(Entries from a visual dataset)
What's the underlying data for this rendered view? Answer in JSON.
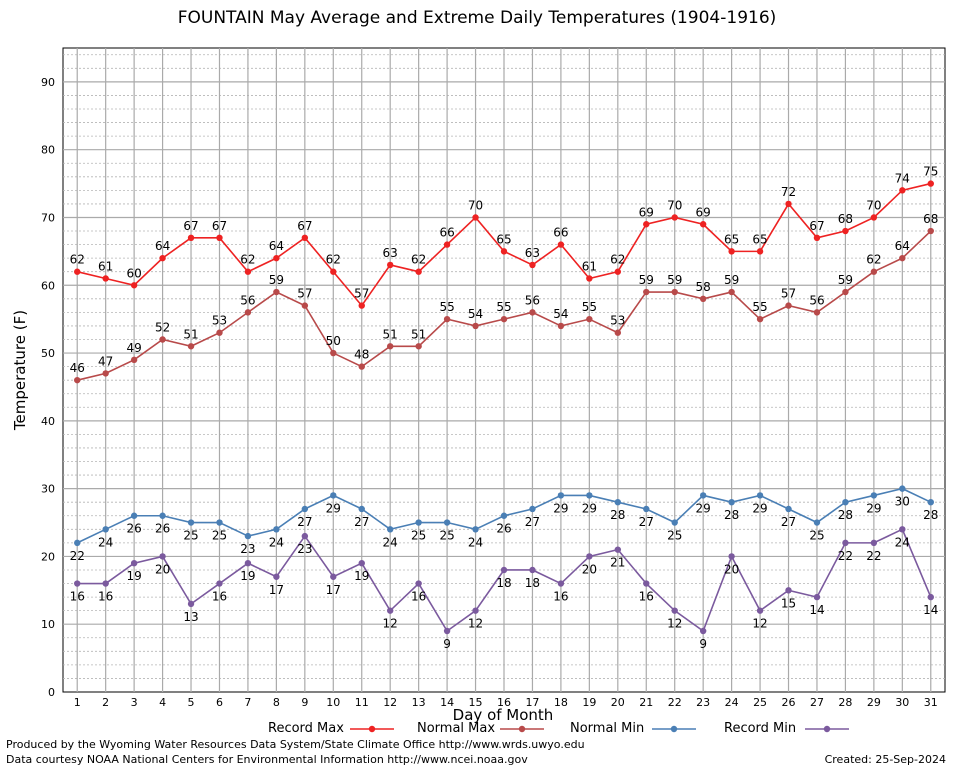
{
  "chart_data": {
    "type": "line",
    "title": "FOUNTAIN May Average and Extreme Daily Temperatures (1904-1916)",
    "xlabel": "Day of Month",
    "ylabel": "Temperature (F)",
    "x": [
      1,
      2,
      3,
      4,
      5,
      6,
      7,
      8,
      9,
      10,
      11,
      12,
      13,
      14,
      15,
      16,
      17,
      18,
      19,
      20,
      21,
      22,
      23,
      24,
      25,
      26,
      27,
      28,
      29,
      30,
      31
    ],
    "ylim": [
      0,
      95
    ],
    "yticks": [
      0,
      10,
      20,
      30,
      40,
      50,
      60,
      70,
      80,
      90
    ],
    "grid": true,
    "legend_position": "bottom",
    "series": [
      {
        "name": "Record Max",
        "color": "#ee2222",
        "values": [
          62,
          61,
          60,
          64,
          67,
          67,
          62,
          64,
          67,
          62,
          57,
          63,
          62,
          66,
          70,
          65,
          63,
          66,
          61,
          62,
          69,
          70,
          69,
          65,
          65,
          72,
          67,
          68,
          70,
          74,
          75
        ]
      },
      {
        "name": "Normal Max",
        "color": "#b84a4a",
        "values": [
          46,
          47,
          49,
          52,
          51,
          53,
          56,
          59,
          57,
          50,
          48,
          51,
          51,
          55,
          54,
          55,
          56,
          54,
          55,
          53,
          59,
          59,
          58,
          59,
          55,
          57,
          56,
          59,
          62,
          64,
          68
        ]
      },
      {
        "name": "Normal Min",
        "color": "#4a7fb5",
        "values": [
          22,
          24,
          26,
          26,
          25,
          25,
          23,
          24,
          27,
          29,
          27,
          24,
          25,
          25,
          24,
          26,
          27,
          29,
          29,
          28,
          27,
          25,
          29,
          28,
          29,
          27,
          25,
          28,
          29,
          30,
          28
        ]
      },
      {
        "name": "Record Min",
        "color": "#7b5a9e",
        "values": [
          16,
          16,
          19,
          20,
          13,
          16,
          19,
          17,
          23,
          17,
          19,
          12,
          16,
          9,
          12,
          18,
          18,
          16,
          20,
          21,
          16,
          12,
          9,
          20,
          12,
          15,
          14,
          22,
          22,
          24,
          14
        ]
      }
    ]
  },
  "footer": {
    "produced_by": "Produced by the Wyoming Water Resources Data System/State Climate Office http://www.wrds.uwyo.edu",
    "courtesy": "Data courtesy NOAA National Centers for Environmental Information http://www.ncei.noaa.gov",
    "created": "Created:  25-Sep-2024"
  }
}
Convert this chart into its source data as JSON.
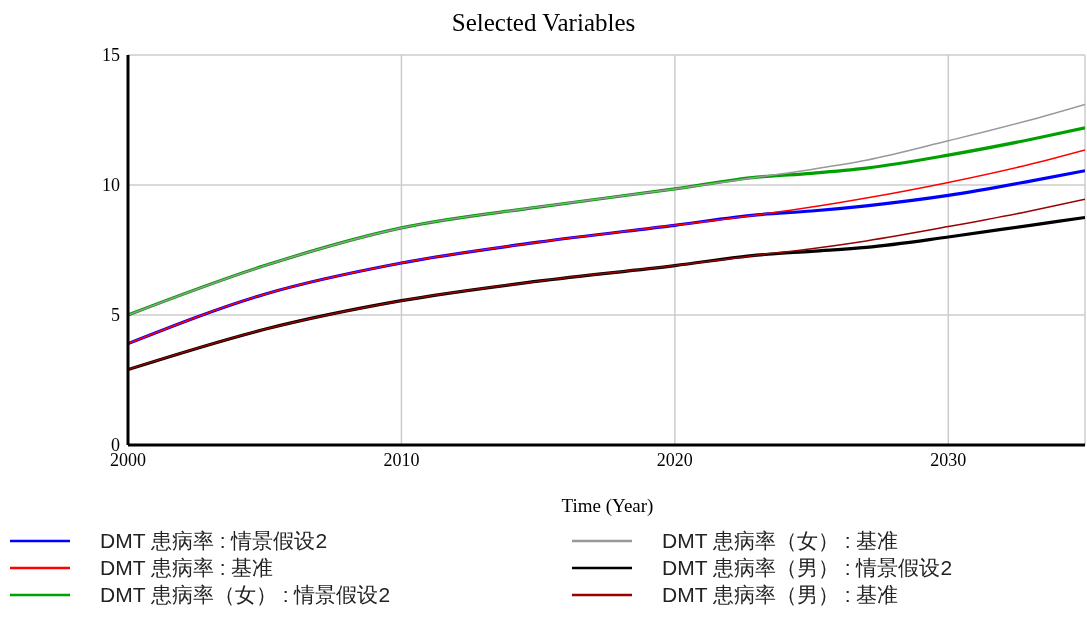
{
  "chart_data": {
    "type": "line",
    "title": "Selected Variables",
    "xlabel": "Time (Year)",
    "x": [
      2000,
      2005,
      2010,
      2015,
      2020,
      2023,
      2025,
      2027,
      2030,
      2033,
      2035
    ],
    "xlim": [
      2000,
      2035
    ],
    "xticks": [
      2000,
      2010,
      2020,
      2030
    ],
    "ylim": [
      0,
      15
    ],
    "yticks": [
      0,
      5,
      10,
      15
    ],
    "grid": true,
    "legend": "bottom",
    "marker": "none",
    "line_style": "solid",
    "series": [
      {
        "name": "DMT 患病率 : 情景假设2",
        "color": "#0000ff",
        "values": [
          3.9,
          5.8,
          7.0,
          7.8,
          8.45,
          8.85,
          9.0,
          9.2,
          9.6,
          10.15,
          10.55
        ]
      },
      {
        "name": "DMT 患病率 : 基准",
        "color": "#ff0000",
        "values": [
          3.9,
          5.8,
          7.0,
          7.8,
          8.45,
          8.85,
          9.15,
          9.5,
          10.1,
          10.8,
          11.35
        ]
      },
      {
        "name": "DMT 患病率（女） : 情景假设2",
        "color": "#00a000",
        "values": [
          5.0,
          6.9,
          8.35,
          9.15,
          9.85,
          10.3,
          10.45,
          10.65,
          11.15,
          11.75,
          12.2
        ]
      },
      {
        "name": "DMT 患病率（女） : 基准",
        "color": "#999999",
        "values": [
          5.0,
          6.9,
          8.35,
          9.15,
          9.85,
          10.3,
          10.6,
          10.95,
          11.7,
          12.5,
          13.1
        ]
      },
      {
        "name": "DMT 患病率（男） : 情景假设2",
        "color": "#000000",
        "values": [
          2.9,
          4.45,
          5.55,
          6.3,
          6.9,
          7.3,
          7.45,
          7.6,
          8.0,
          8.45,
          8.75
        ]
      },
      {
        "name": "DMT 患病率（男） : 基准",
        "color": "#990000",
        "values": [
          2.9,
          4.45,
          5.55,
          6.3,
          6.9,
          7.3,
          7.55,
          7.85,
          8.4,
          9.0,
          9.45
        ]
      }
    ]
  }
}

INSTRUCTIONS TO FOLLOW: Reproduce the entries above word for word. Pictures stay out.

PROBLEM SOLUTION:
What's the underlying data for this rendered view? Answer in JSON.
{
  "chart_data": {
    "type": "line",
    "title": "FOUNTAIN May Average and Extreme Daily Temperatures (1904-1916)",
    "xlabel": "Day of Month",
    "ylabel": "Temperature (F)",
    "x": [
      1,
      2,
      3,
      4,
      5,
      6,
      7,
      8,
      9,
      10,
      11,
      12,
      13,
      14,
      15,
      16,
      17,
      18,
      19,
      20,
      21,
      22,
      23,
      24,
      25,
      26,
      27,
      28,
      29,
      30,
      31
    ],
    "ylim": [
      0,
      95
    ],
    "yticks": [
      0,
      10,
      20,
      30,
      40,
      50,
      60,
      70,
      80,
      90
    ],
    "grid": true,
    "legend_position": "bottom",
    "series": [
      {
        "name": "Record Max",
        "color": "#ee2222",
        "values": [
          62,
          61,
          60,
          64,
          67,
          67,
          62,
          64,
          67,
          62,
          57,
          63,
          62,
          66,
          70,
          65,
          63,
          66,
          61,
          62,
          69,
          70,
          69,
          65,
          65,
          72,
          67,
          68,
          70,
          74,
          75
        ]
      },
      {
        "name": "Normal Max",
        "color": "#b84a4a",
        "values": [
          46,
          47,
          49,
          52,
          51,
          53,
          56,
          59,
          57,
          50,
          48,
          51,
          51,
          55,
          54,
          55,
          56,
          54,
          55,
          53,
          59,
          59,
          58,
          59,
          55,
          57,
          56,
          59,
          62,
          64,
          68
        ]
      },
      {
        "name": "Normal Min",
        "color": "#4a7fb5",
        "values": [
          22,
          24,
          26,
          26,
          25,
          25,
          23,
          24,
          27,
          29,
          27,
          24,
          25,
          25,
          24,
          26,
          27,
          29,
          29,
          28,
          27,
          25,
          29,
          28,
          29,
          27,
          25,
          28,
          29,
          30,
          28
        ]
      },
      {
        "name": "Record Min",
        "color": "#7b5a9e",
        "values": [
          16,
          16,
          19,
          20,
          13,
          16,
          19,
          17,
          23,
          17,
          19,
          12,
          16,
          9,
          12,
          18,
          18,
          16,
          20,
          21,
          16,
          12,
          9,
          20,
          12,
          15,
          14,
          22,
          22,
          24,
          14
        ]
      }
    ]
  },
  "footer": {
    "produced_by": "Produced by the Wyoming Water Resources Data System/State Climate Office http://www.wrds.uwyo.edu",
    "courtesy": "Data courtesy NOAA National Centers for Environmental Information http://www.ncei.noaa.gov",
    "created": "Created:  25-Sep-2024"
  }
}
Convert this chart into its source data as JSON.
{
  "chart_data": {
    "type": "line",
    "title": "Selected Variables",
    "xlabel": "Time (Year)",
    "x": [
      2000,
      2005,
      2010,
      2015,
      2020,
      2023,
      2025,
      2027,
      2030,
      2033,
      2035
    ],
    "xlim": [
      2000,
      2035
    ],
    "xticks": [
      2000,
      2010,
      2020,
      2030
    ],
    "ylim": [
      0,
      15
    ],
    "yticks": [
      0,
      5,
      10,
      15
    ],
    "grid": true,
    "legend": "bottom",
    "marker": "none",
    "line_style": "solid",
    "series": [
      {
        "name": "DMT 患病率 : 情景假设2",
        "color": "#0000ff",
        "values": [
          3.9,
          5.8,
          7.0,
          7.8,
          8.45,
          8.85,
          9.0,
          9.2,
          9.6,
          10.15,
          10.55
        ]
      },
      {
        "name": "DMT 患病率 : 基准",
        "color": "#ff0000",
        "values": [
          3.9,
          5.8,
          7.0,
          7.8,
          8.45,
          8.85,
          9.15,
          9.5,
          10.1,
          10.8,
          11.35
        ]
      },
      {
        "name": "DMT 患病率（女） : 情景假设2",
        "color": "#00a000",
        "values": [
          5.0,
          6.9,
          8.35,
          9.15,
          9.85,
          10.3,
          10.45,
          10.65,
          11.15,
          11.75,
          12.2
        ]
      },
      {
        "name": "DMT 患病率（女） : 基准",
        "color": "#999999",
        "values": [
          5.0,
          6.9,
          8.35,
          9.15,
          9.85,
          10.3,
          10.6,
          10.95,
          11.7,
          12.5,
          13.1
        ]
      },
      {
        "name": "DMT 患病率（男） : 情景假设2",
        "color": "#000000",
        "values": [
          2.9,
          4.45,
          5.55,
          6.3,
          6.9,
          7.3,
          7.45,
          7.6,
          8.0,
          8.45,
          8.75
        ]
      },
      {
        "name": "DMT 患病率（男） : 基准",
        "color": "#990000",
        "values": [
          2.9,
          4.45,
          5.55,
          6.3,
          6.9,
          7.3,
          7.55,
          7.85,
          8.4,
          9.0,
          9.45
        ]
      }
    ]
  }
}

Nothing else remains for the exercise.